Exercise prompt = Please give the listing again, word for word, with nothing left out.

'''

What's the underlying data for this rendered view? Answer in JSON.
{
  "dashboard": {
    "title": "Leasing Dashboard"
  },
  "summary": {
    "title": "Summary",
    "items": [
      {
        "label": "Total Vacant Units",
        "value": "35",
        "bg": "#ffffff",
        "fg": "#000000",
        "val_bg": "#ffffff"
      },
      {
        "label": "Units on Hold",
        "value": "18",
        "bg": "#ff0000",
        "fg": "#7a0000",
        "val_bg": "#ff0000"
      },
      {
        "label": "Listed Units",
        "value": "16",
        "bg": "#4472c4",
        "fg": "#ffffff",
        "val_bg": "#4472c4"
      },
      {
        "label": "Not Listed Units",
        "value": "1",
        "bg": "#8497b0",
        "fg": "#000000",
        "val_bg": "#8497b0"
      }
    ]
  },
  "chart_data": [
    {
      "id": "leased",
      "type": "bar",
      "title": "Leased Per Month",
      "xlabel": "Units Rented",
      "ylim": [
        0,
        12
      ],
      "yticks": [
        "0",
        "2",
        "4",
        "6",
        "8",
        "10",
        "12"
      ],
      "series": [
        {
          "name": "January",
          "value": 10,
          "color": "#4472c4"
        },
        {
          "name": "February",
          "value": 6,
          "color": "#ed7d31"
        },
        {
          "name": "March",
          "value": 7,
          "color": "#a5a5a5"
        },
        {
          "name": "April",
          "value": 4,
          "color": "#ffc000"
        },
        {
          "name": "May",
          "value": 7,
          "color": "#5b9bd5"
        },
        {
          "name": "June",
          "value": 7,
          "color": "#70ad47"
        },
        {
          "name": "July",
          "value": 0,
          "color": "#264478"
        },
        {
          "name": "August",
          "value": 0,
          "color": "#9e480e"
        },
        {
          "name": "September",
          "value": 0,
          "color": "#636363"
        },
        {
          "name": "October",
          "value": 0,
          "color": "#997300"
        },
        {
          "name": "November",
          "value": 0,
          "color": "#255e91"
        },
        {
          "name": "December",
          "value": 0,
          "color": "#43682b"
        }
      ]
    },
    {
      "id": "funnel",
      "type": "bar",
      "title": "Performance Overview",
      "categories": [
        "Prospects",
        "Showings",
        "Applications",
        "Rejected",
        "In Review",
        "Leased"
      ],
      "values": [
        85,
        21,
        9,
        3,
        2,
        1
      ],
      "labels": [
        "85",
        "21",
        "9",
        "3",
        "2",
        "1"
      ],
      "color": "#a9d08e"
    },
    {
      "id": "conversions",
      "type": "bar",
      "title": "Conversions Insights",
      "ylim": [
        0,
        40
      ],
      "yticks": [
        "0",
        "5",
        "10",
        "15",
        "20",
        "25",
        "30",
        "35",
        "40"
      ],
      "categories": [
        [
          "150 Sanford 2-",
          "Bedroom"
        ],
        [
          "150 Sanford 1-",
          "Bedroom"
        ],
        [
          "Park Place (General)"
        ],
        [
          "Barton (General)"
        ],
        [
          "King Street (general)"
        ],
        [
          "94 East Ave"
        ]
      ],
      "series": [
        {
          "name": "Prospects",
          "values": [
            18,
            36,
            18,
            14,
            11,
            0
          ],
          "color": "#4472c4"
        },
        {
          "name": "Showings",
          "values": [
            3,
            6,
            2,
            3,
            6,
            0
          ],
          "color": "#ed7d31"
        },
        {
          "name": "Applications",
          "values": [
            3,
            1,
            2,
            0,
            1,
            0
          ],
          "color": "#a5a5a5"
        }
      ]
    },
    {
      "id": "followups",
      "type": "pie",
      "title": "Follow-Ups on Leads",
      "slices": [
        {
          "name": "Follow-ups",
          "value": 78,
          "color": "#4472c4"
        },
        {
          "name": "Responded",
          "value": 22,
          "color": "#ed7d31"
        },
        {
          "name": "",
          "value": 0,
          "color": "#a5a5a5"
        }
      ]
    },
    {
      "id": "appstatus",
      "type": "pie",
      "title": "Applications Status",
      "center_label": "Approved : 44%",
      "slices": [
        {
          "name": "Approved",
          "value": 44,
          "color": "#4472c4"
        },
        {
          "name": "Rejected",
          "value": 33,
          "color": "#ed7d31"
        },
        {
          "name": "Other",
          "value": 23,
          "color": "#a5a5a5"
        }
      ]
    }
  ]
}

'''

Output of the exercise =
What's the underlying data for this rendered view? Answer in JSON.
{
  "dashboard": {
    "title": "Leasing Dashboard"
  },
  "summary": {
    "title": "Summary",
    "items": [
      {
        "label": "Total Vacant Units",
        "value": "35",
        "bg": "#ffffff",
        "fg": "#000000",
        "val_bg": "#ffffff"
      },
      {
        "label": "Units on Hold",
        "value": "18",
        "bg": "#ff0000",
        "fg": "#7a0000",
        "val_bg": "#ff0000"
      },
      {
        "label": "Listed Units",
        "value": "16",
        "bg": "#4472c4",
        "fg": "#ffffff",
        "val_bg": "#4472c4"
      },
      {
        "label": "Not Listed Units",
        "value": "1",
        "bg": "#8497b0",
        "fg": "#000000",
        "val_bg": "#8497b0"
      }
    ]
  },
  "chart_data": [
    {
      "id": "leased",
      "type": "bar",
      "title": "Leased Per Month",
      "xlabel": "Units Rented",
      "ylim": [
        0,
        12
      ],
      "yticks": [
        "0",
        "2",
        "4",
        "6",
        "8",
        "10",
        "12"
      ],
      "series": [
        {
          "name": "January",
          "value": 10,
          "color": "#4472c4"
        },
        {
          "name": "February",
          "value": 6,
          "color": "#ed7d31"
        },
        {
          "name": "March",
          "value": 7,
          "color": "#a5a5a5"
        },
        {
          "name": "April",
          "value": 4,
          "color": "#ffc000"
        },
        {
          "name": "May",
          "value": 7,
          "color": "#5b9bd5"
        },
        {
          "name": "June",
          "value": 7,
          "color": "#70ad47"
        },
        {
          "name": "July",
          "value": 0,
          "color": "#264478"
        },
        {
          "name": "August",
          "value": 0,
          "color": "#9e480e"
        },
        {
          "name": "September",
          "value": 0,
          "color": "#636363"
        },
        {
          "name": "October",
          "value": 0,
          "color": "#997300"
        },
        {
          "name": "November",
          "value": 0,
          "color": "#255e91"
        },
        {
          "name": "December",
          "value": 0,
          "color": "#43682b"
        }
      ]
    },
    {
      "id": "funnel",
      "type": "bar",
      "title": "Performance Overview",
      "categories": [
        "Prospects",
        "Showings",
        "Applications",
        "Rejected",
        "In Review",
        "Leased"
      ],
      "values": [
        85,
        21,
        9,
        3,
        2,
        1
      ],
      "labels": [
        "85",
        "21",
        "9",
        "3",
        "2",
        "1"
      ],
      "color": "#a9d08e"
    },
    {
      "id": "conversions",
      "type": "bar",
      "title": "Conversions Insights",
      "ylim": [
        0,
        40
      ],
      "yticks": [
        "0",
        "5",
        "10",
        "15",
        "20",
        "25",
        "30",
        "35",
        "40"
      ],
      "categories": [
        [
          "150 Sanford 2-",
          "Bedroom"
        ],
        [
          "150 Sanford 1-",
          "Bedroom"
        ],
        [
          "Park Place (General)"
        ],
        [
          "Barton (General)"
        ],
        [
          "King Street (general)"
        ],
        [
          "94 East Ave"
        ]
      ],
      "series": [
        {
          "name": "Prospects",
          "values": [
            18,
            36,
            18,
            14,
            11,
            0
          ],
          "color": "#4472c4"
        },
        {
          "name": "Showings",
          "values": [
            3,
            6,
            2,
            3,
            6,
            0
          ],
          "color": "#ed7d31"
        },
        {
          "name": "Applications",
          "values": [
            3,
            1,
            2,
            0,
            1,
            0
          ],
          "color": "#a5a5a5"
        }
      ]
    },
    {
      "id": "followups",
      "type": "pie",
      "title": "Follow-Ups on Leads",
      "slices": [
        {
          "name": "Follow-ups",
          "value": 78,
          "color": "#4472c4"
        },
        {
          "name": "Responded",
          "value": 22,
          "color": "#ed7d31"
        },
        {
          "name": "",
          "value": 0,
          "color": "#a5a5a5"
        }
      ]
    },
    {
      "id": "appstatus",
      "type": "pie",
      "title": "Applications Status",
      "center_label": "Approved : 44%",
      "slices": [
        {
          "name": "Approved",
          "value": 44,
          "color": "#4472c4"
        },
        {
          "name": "Rejected",
          "value": 33,
          "color": "#ed7d31"
        },
        {
          "name": "Other",
          "value": 23,
          "color": "#a5a5a5"
        }
      ]
    }
  ]
}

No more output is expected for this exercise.